List the lines of this listing that hold the word "предел".

━━━━━━━━━━

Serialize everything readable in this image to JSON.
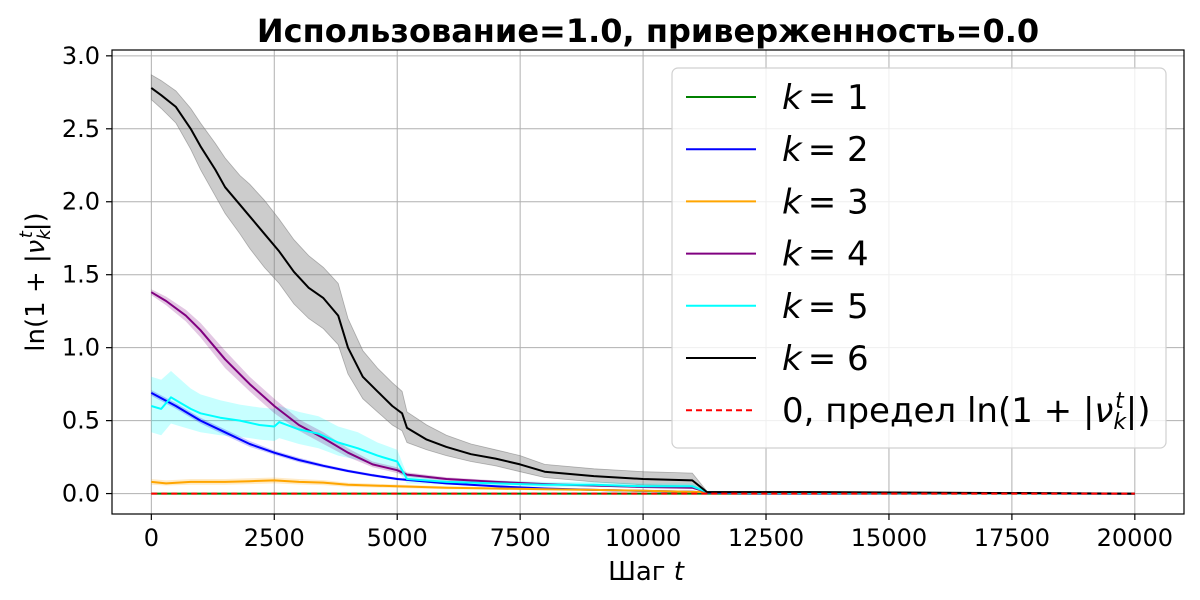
{
  "chart_data": {
    "type": "line",
    "title": "Использование=1.0, приверженность=0.0",
    "xlabel": "Шаг",
    "xlabel_var": "t",
    "ylabel": "ln(1 + |ν_k^t|)",
    "xlim": [
      -800,
      21000
    ],
    "ylim": [
      -0.14,
      3.04
    ],
    "xticks": [
      0,
      2500,
      5000,
      7500,
      10000,
      12500,
      15000,
      17500,
      20000
    ],
    "yticks": [
      0.0,
      0.5,
      1.0,
      1.5,
      2.0,
      2.5,
      3.0
    ],
    "ytick_labels": [
      "0.0",
      "0.5",
      "1.0",
      "1.5",
      "2.0",
      "2.5",
      "3.0"
    ],
    "grid": true,
    "legend_position": "top-right",
    "series": [
      {
        "name": "k = 1",
        "name_var": "k",
        "name_eq": "= 1",
        "color": "#008000",
        "x": [
          0,
          20000
        ],
        "y": [
          0.0,
          0.0
        ],
        "lower": [
          0.0,
          0.0
        ],
        "upper": [
          0.0,
          0.0
        ]
      },
      {
        "name": "k = 2",
        "name_var": "k",
        "name_eq": "= 2",
        "color": "#0000ff",
        "x": [
          0,
          500,
          1000,
          1500,
          2000,
          2500,
          3000,
          3500,
          4000,
          4500,
          5000,
          6000,
          7000,
          8000,
          9000,
          10000,
          11000,
          11300,
          12000,
          14000,
          20000
        ],
        "y": [
          0.69,
          0.6,
          0.5,
          0.42,
          0.34,
          0.28,
          0.23,
          0.19,
          0.155,
          0.125,
          0.1,
          0.07,
          0.05,
          0.035,
          0.025,
          0.018,
          0.012,
          0.005,
          0.002,
          0.001,
          0.0
        ],
        "lower": [
          0.67,
          0.58,
          0.48,
          0.4,
          0.32,
          0.265,
          0.215,
          0.178,
          0.145,
          0.115,
          0.092,
          0.064,
          0.045,
          0.031,
          0.022,
          0.016,
          0.01,
          0.004,
          0.001,
          0.0,
          0.0
        ],
        "upper": [
          0.71,
          0.62,
          0.52,
          0.44,
          0.36,
          0.295,
          0.245,
          0.202,
          0.165,
          0.135,
          0.108,
          0.076,
          0.055,
          0.039,
          0.028,
          0.02,
          0.014,
          0.006,
          0.003,
          0.002,
          0.0
        ]
      },
      {
        "name": "k = 3",
        "name_var": "k",
        "name_eq": "= 3",
        "color": "#ffa500",
        "x": [
          0,
          300,
          800,
          1500,
          2000,
          2500,
          3000,
          3500,
          4000,
          5000,
          6000,
          7000,
          8000,
          9000,
          10000,
          11300,
          12000,
          20000
        ],
        "y": [
          0.08,
          0.07,
          0.08,
          0.08,
          0.085,
          0.09,
          0.08,
          0.075,
          0.06,
          0.05,
          0.04,
          0.035,
          0.03,
          0.025,
          0.02,
          0.01,
          0.005,
          0.0
        ],
        "lower": [
          0.06,
          0.055,
          0.06,
          0.06,
          0.065,
          0.07,
          0.062,
          0.058,
          0.046,
          0.038,
          0.03,
          0.026,
          0.022,
          0.018,
          0.014,
          0.006,
          0.002,
          0.0
        ],
        "upper": [
          0.1,
          0.09,
          0.1,
          0.1,
          0.105,
          0.11,
          0.1,
          0.092,
          0.074,
          0.062,
          0.05,
          0.044,
          0.038,
          0.032,
          0.026,
          0.014,
          0.008,
          0.0
        ]
      },
      {
        "name": "k = 4",
        "name_var": "k",
        "name_eq": "= 4",
        "color": "#800080",
        "x": [
          0,
          300,
          700,
          1000,
          1500,
          2000,
          2500,
          3000,
          3500,
          4000,
          4500,
          5000,
          5200,
          6000,
          7000,
          8000,
          9000,
          10000,
          11000,
          11300,
          12000,
          20000
        ],
        "y": [
          1.38,
          1.32,
          1.22,
          1.12,
          0.92,
          0.75,
          0.6,
          0.47,
          0.38,
          0.28,
          0.2,
          0.16,
          0.13,
          0.1,
          0.08,
          0.065,
          0.055,
          0.045,
          0.04,
          0.01,
          0.005,
          0.0
        ],
        "lower": [
          1.36,
          1.29,
          1.18,
          1.07,
          0.86,
          0.7,
          0.55,
          0.43,
          0.34,
          0.25,
          0.18,
          0.14,
          0.115,
          0.088,
          0.07,
          0.057,
          0.048,
          0.039,
          0.034,
          0.008,
          0.003,
          0.0
        ],
        "upper": [
          1.4,
          1.35,
          1.26,
          1.17,
          0.98,
          0.8,
          0.65,
          0.51,
          0.42,
          0.31,
          0.22,
          0.18,
          0.145,
          0.112,
          0.09,
          0.073,
          0.062,
          0.051,
          0.046,
          0.012,
          0.007,
          0.0
        ]
      },
      {
        "name": "k = 5",
        "name_var": "k",
        "name_eq": "= 5",
        "color": "#00ffff",
        "x": [
          0,
          200,
          400,
          600,
          800,
          1000,
          1400,
          1800,
          2200,
          2500,
          2600,
          3000,
          3400,
          3800,
          4200,
          4600,
          5000,
          5200,
          6000,
          7000,
          8000,
          9000,
          10000,
          11000,
          11300,
          12000,
          20000
        ],
        "y": [
          0.6,
          0.58,
          0.66,
          0.62,
          0.58,
          0.55,
          0.52,
          0.5,
          0.47,
          0.46,
          0.49,
          0.44,
          0.41,
          0.35,
          0.31,
          0.26,
          0.22,
          0.1,
          0.08,
          0.07,
          0.06,
          0.06,
          0.05,
          0.05,
          0.01,
          0.005,
          0.0
        ],
        "lower": [
          0.42,
          0.4,
          0.48,
          0.46,
          0.44,
          0.42,
          0.4,
          0.39,
          0.37,
          0.36,
          0.38,
          0.34,
          0.31,
          0.26,
          0.23,
          0.19,
          0.16,
          0.07,
          0.06,
          0.05,
          0.045,
          0.045,
          0.04,
          0.04,
          0.005,
          0.002,
          0.0
        ],
        "upper": [
          0.8,
          0.78,
          0.84,
          0.78,
          0.72,
          0.68,
          0.64,
          0.61,
          0.59,
          0.58,
          0.6,
          0.56,
          0.53,
          0.46,
          0.42,
          0.35,
          0.3,
          0.13,
          0.1,
          0.09,
          0.08,
          0.08,
          0.07,
          0.07,
          0.015,
          0.008,
          0.0
        ]
      },
      {
        "name": "k = 6",
        "name_var": "k",
        "name_eq": "= 6",
        "color": "#000000",
        "x": [
          0,
          200,
          500,
          800,
          1000,
          1300,
          1500,
          1800,
          2000,
          2300,
          2600,
          2900,
          3200,
          3500,
          3800,
          4000,
          4300,
          4600,
          4900,
          5100,
          5200,
          5600,
          6000,
          6500,
          7000,
          7500,
          8000,
          9000,
          10000,
          11000,
          11300,
          13300,
          20000
        ],
        "y": [
          2.78,
          2.73,
          2.65,
          2.5,
          2.38,
          2.22,
          2.1,
          1.98,
          1.9,
          1.78,
          1.66,
          1.52,
          1.41,
          1.34,
          1.22,
          1.0,
          0.8,
          0.7,
          0.6,
          0.55,
          0.45,
          0.37,
          0.32,
          0.27,
          0.24,
          0.2,
          0.15,
          0.12,
          0.1,
          0.09,
          0.01,
          0.01,
          0.0
        ],
        "lower": [
          2.7,
          2.64,
          2.54,
          2.36,
          2.22,
          2.04,
          1.92,
          1.78,
          1.68,
          1.55,
          1.44,
          1.3,
          1.2,
          1.13,
          1.02,
          0.82,
          0.65,
          0.56,
          0.47,
          0.43,
          0.35,
          0.3,
          0.26,
          0.22,
          0.19,
          0.15,
          0.11,
          0.08,
          0.06,
          0.05,
          0.005,
          0.005,
          0.0
        ],
        "upper": [
          2.87,
          2.83,
          2.76,
          2.64,
          2.54,
          2.4,
          2.3,
          2.18,
          2.12,
          2.01,
          1.88,
          1.74,
          1.63,
          1.55,
          1.44,
          1.2,
          0.98,
          0.86,
          0.76,
          0.7,
          0.56,
          0.47,
          0.4,
          0.34,
          0.3,
          0.26,
          0.2,
          0.17,
          0.15,
          0.14,
          0.015,
          0.015,
          0.0
        ]
      },
      {
        "name": "0, предел ln(1 + |ν_k^t|)",
        "name_prefix": "0, предел ",
        "name_eq": "ln(1 + |ν",
        "color": "#ff0000",
        "dashed": true,
        "x": [
          0,
          20000
        ],
        "y": [
          0.0,
          0.0
        ]
      }
    ]
  }
}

━━━━━━━━━━

▸ **Reply**:
        "name": "0, предел ln(1 + |ν_k^t|)",
        "name_prefix": "0, предел ",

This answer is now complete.